# Task prompt:
Print the listing below in its entirety, character for character.

--- begin Provided data ---

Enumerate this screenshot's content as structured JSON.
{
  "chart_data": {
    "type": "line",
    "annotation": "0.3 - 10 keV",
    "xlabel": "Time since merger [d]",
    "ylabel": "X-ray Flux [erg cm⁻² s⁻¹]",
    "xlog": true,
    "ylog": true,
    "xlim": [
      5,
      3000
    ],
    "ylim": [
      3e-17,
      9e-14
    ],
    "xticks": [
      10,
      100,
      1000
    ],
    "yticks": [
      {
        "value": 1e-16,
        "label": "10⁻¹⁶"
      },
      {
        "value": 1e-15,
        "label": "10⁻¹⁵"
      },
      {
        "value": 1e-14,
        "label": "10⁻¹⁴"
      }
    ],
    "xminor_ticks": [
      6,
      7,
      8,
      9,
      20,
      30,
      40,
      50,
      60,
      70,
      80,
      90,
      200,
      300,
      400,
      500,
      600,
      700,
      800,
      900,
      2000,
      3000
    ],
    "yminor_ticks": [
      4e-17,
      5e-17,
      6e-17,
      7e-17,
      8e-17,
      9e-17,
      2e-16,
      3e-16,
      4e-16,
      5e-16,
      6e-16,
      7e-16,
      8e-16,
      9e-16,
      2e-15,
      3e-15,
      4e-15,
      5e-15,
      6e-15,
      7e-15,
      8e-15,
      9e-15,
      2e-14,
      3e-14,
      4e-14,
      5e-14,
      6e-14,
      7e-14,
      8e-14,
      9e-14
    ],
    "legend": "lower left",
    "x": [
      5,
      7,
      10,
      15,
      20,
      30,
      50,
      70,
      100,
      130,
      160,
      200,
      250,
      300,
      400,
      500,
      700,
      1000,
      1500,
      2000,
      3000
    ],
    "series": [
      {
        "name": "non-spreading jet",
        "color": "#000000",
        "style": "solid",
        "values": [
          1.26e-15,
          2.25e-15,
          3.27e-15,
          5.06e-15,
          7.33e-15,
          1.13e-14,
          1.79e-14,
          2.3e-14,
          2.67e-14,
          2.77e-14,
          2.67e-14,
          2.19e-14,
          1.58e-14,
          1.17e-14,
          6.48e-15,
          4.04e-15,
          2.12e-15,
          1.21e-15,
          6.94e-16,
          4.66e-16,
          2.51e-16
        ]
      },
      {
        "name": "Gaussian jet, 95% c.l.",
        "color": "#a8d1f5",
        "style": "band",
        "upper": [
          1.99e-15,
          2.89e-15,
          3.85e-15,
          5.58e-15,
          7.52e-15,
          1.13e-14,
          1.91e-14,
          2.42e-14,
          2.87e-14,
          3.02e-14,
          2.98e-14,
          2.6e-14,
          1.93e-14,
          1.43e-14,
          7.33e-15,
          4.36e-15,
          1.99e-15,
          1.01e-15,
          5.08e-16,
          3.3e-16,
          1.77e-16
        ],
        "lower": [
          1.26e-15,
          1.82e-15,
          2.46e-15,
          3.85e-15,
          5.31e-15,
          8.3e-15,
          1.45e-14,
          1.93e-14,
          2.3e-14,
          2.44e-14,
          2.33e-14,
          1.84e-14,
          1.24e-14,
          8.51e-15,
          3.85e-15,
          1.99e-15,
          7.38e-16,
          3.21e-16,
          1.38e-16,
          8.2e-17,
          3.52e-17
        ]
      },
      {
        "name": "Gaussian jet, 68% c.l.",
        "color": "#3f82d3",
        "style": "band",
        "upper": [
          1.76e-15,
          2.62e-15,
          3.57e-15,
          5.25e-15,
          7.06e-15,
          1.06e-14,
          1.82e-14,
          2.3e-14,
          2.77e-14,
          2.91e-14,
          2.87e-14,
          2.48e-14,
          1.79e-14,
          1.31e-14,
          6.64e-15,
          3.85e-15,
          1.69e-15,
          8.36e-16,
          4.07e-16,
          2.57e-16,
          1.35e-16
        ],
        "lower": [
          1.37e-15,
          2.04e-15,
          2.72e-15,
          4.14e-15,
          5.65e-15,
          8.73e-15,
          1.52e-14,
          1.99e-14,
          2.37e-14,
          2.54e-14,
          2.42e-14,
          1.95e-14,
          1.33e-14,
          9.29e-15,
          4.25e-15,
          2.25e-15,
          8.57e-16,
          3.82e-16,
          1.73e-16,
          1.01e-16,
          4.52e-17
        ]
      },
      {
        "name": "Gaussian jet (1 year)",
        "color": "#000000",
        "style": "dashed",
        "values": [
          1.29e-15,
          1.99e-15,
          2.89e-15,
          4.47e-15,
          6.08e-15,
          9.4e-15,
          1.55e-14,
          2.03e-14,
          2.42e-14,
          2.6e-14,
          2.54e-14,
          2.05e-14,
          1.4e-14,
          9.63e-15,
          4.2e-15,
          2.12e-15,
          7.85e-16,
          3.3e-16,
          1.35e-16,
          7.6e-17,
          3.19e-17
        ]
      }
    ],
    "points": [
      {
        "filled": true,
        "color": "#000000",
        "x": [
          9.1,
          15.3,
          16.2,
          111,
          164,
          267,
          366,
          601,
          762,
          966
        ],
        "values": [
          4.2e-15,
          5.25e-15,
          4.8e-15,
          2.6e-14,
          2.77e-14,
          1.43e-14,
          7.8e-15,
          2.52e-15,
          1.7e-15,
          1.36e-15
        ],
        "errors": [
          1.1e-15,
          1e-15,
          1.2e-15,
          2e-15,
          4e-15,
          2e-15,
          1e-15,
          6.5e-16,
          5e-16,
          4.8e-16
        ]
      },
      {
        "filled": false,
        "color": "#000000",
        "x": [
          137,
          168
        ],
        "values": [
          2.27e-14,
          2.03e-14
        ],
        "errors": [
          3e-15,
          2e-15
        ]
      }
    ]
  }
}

--- end Provided data ---

# Task output:
Enumerate this screenshot's content as structured JSON.
{
  "chart_data": {
    "type": "line",
    "annotation": "0.3 - 10 keV",
    "xlabel": "Time since merger [d]",
    "ylabel": "X-ray Flux [erg cm⁻² s⁻¹]",
    "xlog": true,
    "ylog": true,
    "xlim": [
      5,
      3000
    ],
    "ylim": [
      3e-17,
      9e-14
    ],
    "xticks": [
      10,
      100,
      1000
    ],
    "yticks": [
      {
        "value": 1e-16,
        "label": "10⁻¹⁶"
      },
      {
        "value": 1e-15,
        "label": "10⁻¹⁵"
      },
      {
        "value": 1e-14,
        "label": "10⁻¹⁴"
      }
    ],
    "xminor_ticks": [
      6,
      7,
      8,
      9,
      20,
      30,
      40,
      50,
      60,
      70,
      80,
      90,
      200,
      300,
      400,
      500,
      600,
      700,
      800,
      900,
      2000,
      3000
    ],
    "yminor_ticks": [
      4e-17,
      5e-17,
      6e-17,
      7e-17,
      8e-17,
      9e-17,
      2e-16,
      3e-16,
      4e-16,
      5e-16,
      6e-16,
      7e-16,
      8e-16,
      9e-16,
      2e-15,
      3e-15,
      4e-15,
      5e-15,
      6e-15,
      7e-15,
      8e-15,
      9e-15,
      2e-14,
      3e-14,
      4e-14,
      5e-14,
      6e-14,
      7e-14,
      8e-14,
      9e-14
    ],
    "legend": "lower left",
    "x": [
      5,
      7,
      10,
      15,
      20,
      30,
      50,
      70,
      100,
      130,
      160,
      200,
      250,
      300,
      400,
      500,
      700,
      1000,
      1500,
      2000,
      3000
    ],
    "series": [
      {
        "name": "non-spreading jet",
        "color": "#000000",
        "style": "solid",
        "values": [
          1.26e-15,
          2.25e-15,
          3.27e-15,
          5.06e-15,
          7.33e-15,
          1.13e-14,
          1.79e-14,
          2.3e-14,
          2.67e-14,
          2.77e-14,
          2.67e-14,
          2.19e-14,
          1.58e-14,
          1.17e-14,
          6.48e-15,
          4.04e-15,
          2.12e-15,
          1.21e-15,
          6.94e-16,
          4.66e-16,
          2.51e-16
        ]
      },
      {
        "name": "Gaussian jet, 95% c.l.",
        "color": "#a8d1f5",
        "style": "band",
        "upper": [
          1.99e-15,
          2.89e-15,
          3.85e-15,
          5.58e-15,
          7.52e-15,
          1.13e-14,
          1.91e-14,
          2.42e-14,
          2.87e-14,
          3.02e-14,
          2.98e-14,
          2.6e-14,
          1.93e-14,
          1.43e-14,
          7.33e-15,
          4.36e-15,
          1.99e-15,
          1.01e-15,
          5.08e-16,
          3.3e-16,
          1.77e-16
        ],
        "lower": [
          1.26e-15,
          1.82e-15,
          2.46e-15,
          3.85e-15,
          5.31e-15,
          8.3e-15,
          1.45e-14,
          1.93e-14,
          2.3e-14,
          2.44e-14,
          2.33e-14,
          1.84e-14,
          1.24e-14,
          8.51e-15,
          3.85e-15,
          1.99e-15,
          7.38e-16,
          3.21e-16,
          1.38e-16,
          8.2e-17,
          3.52e-17
        ]
      },
      {
        "name": "Gaussian jet, 68% c.l.",
        "color": "#3f82d3",
        "style": "band",
        "upper": [
          1.76e-15,
          2.62e-15,
          3.57e-15,
          5.25e-15,
          7.06e-15,
          1.06e-14,
          1.82e-14,
          2.3e-14,
          2.77e-14,
          2.91e-14,
          2.87e-14,
          2.48e-14,
          1.79e-14,
          1.31e-14,
          6.64e-15,
          3.85e-15,
          1.69e-15,
          8.36e-16,
          4.07e-16,
          2.57e-16,
          1.35e-16
        ],
        "lower": [
          1.37e-15,
          2.04e-15,
          2.72e-15,
          4.14e-15,
          5.65e-15,
          8.73e-15,
          1.52e-14,
          1.99e-14,
          2.37e-14,
          2.54e-14,
          2.42e-14,
          1.95e-14,
          1.33e-14,
          9.29e-15,
          4.25e-15,
          2.25e-15,
          8.57e-16,
          3.82e-16,
          1.73e-16,
          1.01e-16,
          4.52e-17
        ]
      },
      {
        "name": "Gaussian jet (1 year)",
        "color": "#000000",
        "style": "dashed",
        "values": [
          1.29e-15,
          1.99e-15,
          2.89e-15,
          4.47e-15,
          6.08e-15,
          9.4e-15,
          1.55e-14,
          2.03e-14,
          2.42e-14,
          2.6e-14,
          2.54e-14,
          2.05e-14,
          1.4e-14,
          9.63e-15,
          4.2e-15,
          2.12e-15,
          7.85e-16,
          3.3e-16,
          1.35e-16,
          7.6e-17,
          3.19e-17
        ]
      }
    ],
    "points": [
      {
        "filled": true,
        "color": "#000000",
        "x": [
          9.1,
          15.3,
          16.2,
          111,
          164,
          267,
          366,
          601,
          762,
          966
        ],
        "values": [
          4.2e-15,
          5.25e-15,
          4.8e-15,
          2.6e-14,
          2.77e-14,
          1.43e-14,
          7.8e-15,
          2.52e-15,
          1.7e-15,
          1.36e-15
        ],
        "errors": [
          1.1e-15,
          1e-15,
          1.2e-15,
          2e-15,
          4e-15,
          2e-15,
          1e-15,
          6.5e-16,
          5e-16,
          4.8e-16
        ]
      },
      {
        "filled": false,
        "color": "#000000",
        "x": [
          137,
          168
        ],
        "values": [
          2.27e-14,
          2.03e-14
        ],
        "errors": [
          3e-15,
          2e-15
        ]
      }
    ]
  }
}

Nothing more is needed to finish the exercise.